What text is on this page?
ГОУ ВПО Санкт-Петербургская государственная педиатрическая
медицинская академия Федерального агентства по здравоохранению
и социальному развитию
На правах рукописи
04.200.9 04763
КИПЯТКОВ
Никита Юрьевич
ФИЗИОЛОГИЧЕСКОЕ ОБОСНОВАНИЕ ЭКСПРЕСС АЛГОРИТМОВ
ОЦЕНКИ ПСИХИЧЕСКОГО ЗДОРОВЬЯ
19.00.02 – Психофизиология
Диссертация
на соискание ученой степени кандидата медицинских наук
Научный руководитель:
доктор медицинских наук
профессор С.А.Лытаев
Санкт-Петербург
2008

TASK INSTRUCTIONS: Please restate the data word for word, every record included.

PROBLEM SOLUTION:
What text is on this page?
ГОУ ВПО Санкт-Петербургская государственная педиатрическая
медицинская академия Федерального агентства по здравоохранению
и социальному развитию
На правах рукописи
04.200.9 04763
КИПЯТКОВ
Никита Юрьевич
ФИЗИОЛОГИЧЕСКОЕ ОБОСНОВАНИЕ ЭКСПРЕСС АЛГОРИТМОВ
ОЦЕНКИ ПСИХИЧЕСКОГО ЗДОРОВЬЯ
19.00.02 – Психофизиология
Диссертация
на соискание ученой степени кандидата медицинских наук
Научный руководитель:
доктор медицинских наук
профессор С.А.Лытаев
Санкт-Петербург
2008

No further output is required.